■ Aim of the task ■
Repeat the listing word for word, beginning with the first line and ending with the line containing "cell-d24[interactable] — [261, 598, 341, 622]".

Annotated region listings:
— START —

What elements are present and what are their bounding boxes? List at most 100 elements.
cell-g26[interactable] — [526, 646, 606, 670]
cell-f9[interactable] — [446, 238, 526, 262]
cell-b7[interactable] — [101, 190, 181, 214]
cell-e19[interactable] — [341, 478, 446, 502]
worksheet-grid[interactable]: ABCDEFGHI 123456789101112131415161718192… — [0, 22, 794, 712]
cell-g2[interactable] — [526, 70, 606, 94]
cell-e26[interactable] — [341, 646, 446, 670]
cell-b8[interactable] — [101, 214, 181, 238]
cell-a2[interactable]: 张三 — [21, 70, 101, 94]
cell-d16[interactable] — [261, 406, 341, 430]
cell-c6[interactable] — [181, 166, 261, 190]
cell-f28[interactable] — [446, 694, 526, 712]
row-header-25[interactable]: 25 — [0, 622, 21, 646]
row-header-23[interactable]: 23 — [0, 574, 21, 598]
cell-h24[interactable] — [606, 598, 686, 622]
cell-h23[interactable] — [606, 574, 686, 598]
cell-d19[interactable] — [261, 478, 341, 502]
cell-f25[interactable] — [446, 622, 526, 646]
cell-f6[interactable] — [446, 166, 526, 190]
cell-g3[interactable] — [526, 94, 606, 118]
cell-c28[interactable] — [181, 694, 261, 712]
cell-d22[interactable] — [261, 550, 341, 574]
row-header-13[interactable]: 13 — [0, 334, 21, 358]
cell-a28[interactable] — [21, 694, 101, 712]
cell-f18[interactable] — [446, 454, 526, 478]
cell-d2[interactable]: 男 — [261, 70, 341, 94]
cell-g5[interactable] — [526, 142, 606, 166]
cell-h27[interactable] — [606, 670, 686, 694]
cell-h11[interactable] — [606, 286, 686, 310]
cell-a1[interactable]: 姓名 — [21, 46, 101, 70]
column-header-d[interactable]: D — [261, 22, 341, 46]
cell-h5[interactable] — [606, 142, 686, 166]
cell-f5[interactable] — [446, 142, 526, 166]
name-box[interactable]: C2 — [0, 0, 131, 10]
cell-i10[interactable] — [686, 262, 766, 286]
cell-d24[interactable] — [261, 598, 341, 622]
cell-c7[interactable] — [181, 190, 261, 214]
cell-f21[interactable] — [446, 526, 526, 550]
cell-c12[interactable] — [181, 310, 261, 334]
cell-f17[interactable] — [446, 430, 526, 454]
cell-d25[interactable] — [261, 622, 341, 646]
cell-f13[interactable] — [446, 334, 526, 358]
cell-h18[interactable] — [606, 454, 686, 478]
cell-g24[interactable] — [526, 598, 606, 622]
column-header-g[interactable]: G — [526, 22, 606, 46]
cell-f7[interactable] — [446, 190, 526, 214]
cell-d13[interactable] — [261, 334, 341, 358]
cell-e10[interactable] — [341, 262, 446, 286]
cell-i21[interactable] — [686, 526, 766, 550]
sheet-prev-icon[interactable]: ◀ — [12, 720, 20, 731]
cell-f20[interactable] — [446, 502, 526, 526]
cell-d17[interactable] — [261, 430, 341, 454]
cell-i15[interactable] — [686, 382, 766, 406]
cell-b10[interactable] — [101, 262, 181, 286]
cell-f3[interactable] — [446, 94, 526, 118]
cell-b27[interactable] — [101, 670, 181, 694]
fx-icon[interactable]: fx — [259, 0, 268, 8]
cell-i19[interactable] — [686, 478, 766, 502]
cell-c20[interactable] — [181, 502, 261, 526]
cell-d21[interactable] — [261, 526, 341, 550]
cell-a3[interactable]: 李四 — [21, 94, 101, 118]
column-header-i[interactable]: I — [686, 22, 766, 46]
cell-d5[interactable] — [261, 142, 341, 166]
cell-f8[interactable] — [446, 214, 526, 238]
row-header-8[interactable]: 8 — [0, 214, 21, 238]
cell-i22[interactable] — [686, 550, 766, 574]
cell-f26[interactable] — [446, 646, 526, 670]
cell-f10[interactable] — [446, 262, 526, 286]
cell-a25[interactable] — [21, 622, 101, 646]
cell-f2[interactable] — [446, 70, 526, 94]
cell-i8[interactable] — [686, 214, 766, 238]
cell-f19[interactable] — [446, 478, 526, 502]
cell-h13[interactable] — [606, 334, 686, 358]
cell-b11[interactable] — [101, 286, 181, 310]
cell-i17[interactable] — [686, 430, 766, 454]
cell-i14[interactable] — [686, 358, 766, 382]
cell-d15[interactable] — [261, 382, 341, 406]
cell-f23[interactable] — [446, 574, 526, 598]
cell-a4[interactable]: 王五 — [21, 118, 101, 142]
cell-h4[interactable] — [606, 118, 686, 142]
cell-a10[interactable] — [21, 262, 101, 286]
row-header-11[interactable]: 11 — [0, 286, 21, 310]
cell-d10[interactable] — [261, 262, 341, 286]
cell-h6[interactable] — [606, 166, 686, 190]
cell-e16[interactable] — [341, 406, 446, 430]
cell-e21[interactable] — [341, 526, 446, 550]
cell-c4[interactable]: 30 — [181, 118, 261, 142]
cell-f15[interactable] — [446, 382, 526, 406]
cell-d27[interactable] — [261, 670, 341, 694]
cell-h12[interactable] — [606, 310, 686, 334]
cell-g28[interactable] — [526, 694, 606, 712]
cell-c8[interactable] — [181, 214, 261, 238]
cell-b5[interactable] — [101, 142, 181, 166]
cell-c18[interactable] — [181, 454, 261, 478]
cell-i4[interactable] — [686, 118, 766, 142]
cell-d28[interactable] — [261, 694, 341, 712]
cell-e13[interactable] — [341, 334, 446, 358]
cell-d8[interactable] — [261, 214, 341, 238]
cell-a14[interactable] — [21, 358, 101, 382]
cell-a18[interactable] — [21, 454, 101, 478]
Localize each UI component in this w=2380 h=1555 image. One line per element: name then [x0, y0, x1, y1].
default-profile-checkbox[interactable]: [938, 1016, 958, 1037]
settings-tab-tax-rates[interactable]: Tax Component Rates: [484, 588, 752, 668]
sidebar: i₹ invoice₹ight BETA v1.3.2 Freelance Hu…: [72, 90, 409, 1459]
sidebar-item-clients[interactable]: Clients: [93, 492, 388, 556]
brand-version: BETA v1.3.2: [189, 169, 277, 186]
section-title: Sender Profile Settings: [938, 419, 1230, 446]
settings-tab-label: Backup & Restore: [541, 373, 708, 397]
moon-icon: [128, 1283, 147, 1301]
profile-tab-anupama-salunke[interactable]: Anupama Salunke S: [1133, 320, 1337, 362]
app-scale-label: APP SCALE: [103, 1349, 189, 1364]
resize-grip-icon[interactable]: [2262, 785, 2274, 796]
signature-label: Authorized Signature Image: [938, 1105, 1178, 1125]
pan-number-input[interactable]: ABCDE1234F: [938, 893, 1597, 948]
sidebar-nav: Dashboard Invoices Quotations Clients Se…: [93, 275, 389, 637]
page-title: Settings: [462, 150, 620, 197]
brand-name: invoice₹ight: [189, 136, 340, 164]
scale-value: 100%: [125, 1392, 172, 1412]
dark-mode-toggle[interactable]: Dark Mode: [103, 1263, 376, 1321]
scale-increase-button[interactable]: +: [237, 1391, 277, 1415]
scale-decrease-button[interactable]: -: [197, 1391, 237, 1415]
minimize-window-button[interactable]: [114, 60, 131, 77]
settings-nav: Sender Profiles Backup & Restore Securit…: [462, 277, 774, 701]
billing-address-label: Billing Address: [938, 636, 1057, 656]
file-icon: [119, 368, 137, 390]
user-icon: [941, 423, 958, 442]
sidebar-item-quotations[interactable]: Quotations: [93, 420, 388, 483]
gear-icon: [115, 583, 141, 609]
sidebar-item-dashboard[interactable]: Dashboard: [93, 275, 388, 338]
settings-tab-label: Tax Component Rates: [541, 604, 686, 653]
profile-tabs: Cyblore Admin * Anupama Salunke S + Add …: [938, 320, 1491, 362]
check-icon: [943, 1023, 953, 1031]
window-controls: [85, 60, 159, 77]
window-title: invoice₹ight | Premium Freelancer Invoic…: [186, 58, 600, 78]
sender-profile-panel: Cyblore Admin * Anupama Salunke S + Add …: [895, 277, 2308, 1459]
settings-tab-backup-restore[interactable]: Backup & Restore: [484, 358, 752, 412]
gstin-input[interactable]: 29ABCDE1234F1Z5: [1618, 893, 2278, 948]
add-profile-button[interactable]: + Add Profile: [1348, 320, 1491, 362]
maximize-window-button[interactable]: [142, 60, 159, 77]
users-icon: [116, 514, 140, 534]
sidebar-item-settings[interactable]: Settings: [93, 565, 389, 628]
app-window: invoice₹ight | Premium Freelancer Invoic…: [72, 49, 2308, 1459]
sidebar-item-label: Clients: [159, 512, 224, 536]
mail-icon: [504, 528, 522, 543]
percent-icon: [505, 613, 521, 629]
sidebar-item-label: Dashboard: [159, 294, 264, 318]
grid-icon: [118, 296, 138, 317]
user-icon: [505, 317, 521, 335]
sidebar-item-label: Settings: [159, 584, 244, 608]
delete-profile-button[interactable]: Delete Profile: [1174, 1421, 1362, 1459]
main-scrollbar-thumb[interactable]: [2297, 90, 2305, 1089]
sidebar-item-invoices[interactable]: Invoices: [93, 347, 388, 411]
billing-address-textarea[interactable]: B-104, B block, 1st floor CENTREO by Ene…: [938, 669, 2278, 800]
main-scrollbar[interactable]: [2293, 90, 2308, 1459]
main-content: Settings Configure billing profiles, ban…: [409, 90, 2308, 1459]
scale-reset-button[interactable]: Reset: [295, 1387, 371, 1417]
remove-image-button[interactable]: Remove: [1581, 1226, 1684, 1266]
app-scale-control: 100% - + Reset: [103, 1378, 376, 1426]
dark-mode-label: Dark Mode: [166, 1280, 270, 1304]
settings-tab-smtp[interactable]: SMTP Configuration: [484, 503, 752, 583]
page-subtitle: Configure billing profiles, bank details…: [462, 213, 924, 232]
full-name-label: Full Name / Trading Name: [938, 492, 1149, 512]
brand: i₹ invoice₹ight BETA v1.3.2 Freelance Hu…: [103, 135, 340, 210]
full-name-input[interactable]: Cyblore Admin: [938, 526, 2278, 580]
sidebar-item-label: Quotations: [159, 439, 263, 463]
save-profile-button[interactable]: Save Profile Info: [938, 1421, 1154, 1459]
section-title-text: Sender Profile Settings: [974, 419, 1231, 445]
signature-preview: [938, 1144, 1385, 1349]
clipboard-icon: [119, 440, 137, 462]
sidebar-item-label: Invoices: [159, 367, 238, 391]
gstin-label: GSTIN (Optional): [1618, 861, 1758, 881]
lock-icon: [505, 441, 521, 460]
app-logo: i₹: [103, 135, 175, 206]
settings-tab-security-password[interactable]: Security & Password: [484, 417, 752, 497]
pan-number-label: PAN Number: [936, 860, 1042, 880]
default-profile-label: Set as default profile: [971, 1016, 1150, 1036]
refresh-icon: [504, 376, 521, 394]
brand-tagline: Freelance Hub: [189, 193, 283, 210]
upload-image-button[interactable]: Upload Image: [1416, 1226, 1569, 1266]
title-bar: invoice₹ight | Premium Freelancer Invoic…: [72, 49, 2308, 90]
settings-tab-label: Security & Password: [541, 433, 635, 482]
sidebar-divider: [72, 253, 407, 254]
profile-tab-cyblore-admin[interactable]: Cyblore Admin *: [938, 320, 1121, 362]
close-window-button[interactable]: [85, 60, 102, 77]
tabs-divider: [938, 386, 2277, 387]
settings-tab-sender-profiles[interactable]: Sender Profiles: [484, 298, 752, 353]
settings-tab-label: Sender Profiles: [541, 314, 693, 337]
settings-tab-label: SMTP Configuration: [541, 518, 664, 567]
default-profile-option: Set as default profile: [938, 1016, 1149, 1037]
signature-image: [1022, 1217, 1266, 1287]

— END —

■ Result of the task ■
What elements are present and what are their bounding boxes? List at most 100 elements.
cell-g26[interactable] — [526, 646, 606, 670]
cell-f9[interactable] — [446, 238, 526, 262]
cell-b7[interactable] — [101, 190, 181, 214]
cell-e19[interactable] — [341, 478, 446, 502]
worksheet-grid[interactable]: ABCDEFGHI 123456789101112131415161718192… — [0, 22, 794, 712]
cell-g2[interactable] — [526, 70, 606, 94]
cell-e26[interactable] — [341, 646, 446, 670]
cell-b8[interactable] — [101, 214, 181, 238]
cell-a2[interactable]: 张三 — [21, 70, 101, 94]
cell-d16[interactable] — [261, 406, 341, 430]
cell-c6[interactable] — [181, 166, 261, 190]
cell-f28[interactable] — [446, 694, 526, 712]
row-header-25[interactable]: 25 — [0, 622, 21, 646]
row-header-23[interactable]: 23 — [0, 574, 21, 598]
cell-h24[interactable] — [606, 598, 686, 622]
cell-h23[interactable] — [606, 574, 686, 598]
cell-d19[interactable] — [261, 478, 341, 502]
cell-f25[interactable] — [446, 622, 526, 646]
cell-f6[interactable] — [446, 166, 526, 190]
cell-g3[interactable] — [526, 94, 606, 118]
cell-c28[interactable] — [181, 694, 261, 712]
cell-d22[interactable] — [261, 550, 341, 574]
row-header-13[interactable]: 13 — [0, 334, 21, 358]
cell-a28[interactable] — [21, 694, 101, 712]
cell-f18[interactable] — [446, 454, 526, 478]
cell-d2[interactable]: 男 — [261, 70, 341, 94]
cell-g5[interactable] — [526, 142, 606, 166]
cell-h27[interactable] — [606, 670, 686, 694]
cell-h11[interactable] — [606, 286, 686, 310]
cell-a1[interactable]: 姓名 — [21, 46, 101, 70]
column-header-d[interactable]: D — [261, 22, 341, 46]
cell-h5[interactable] — [606, 142, 686, 166]
cell-f5[interactable] — [446, 142, 526, 166]
name-box[interactable]: C2 — [0, 0, 131, 10]
cell-i10[interactable] — [686, 262, 766, 286]
cell-d24[interactable] — [261, 598, 341, 622]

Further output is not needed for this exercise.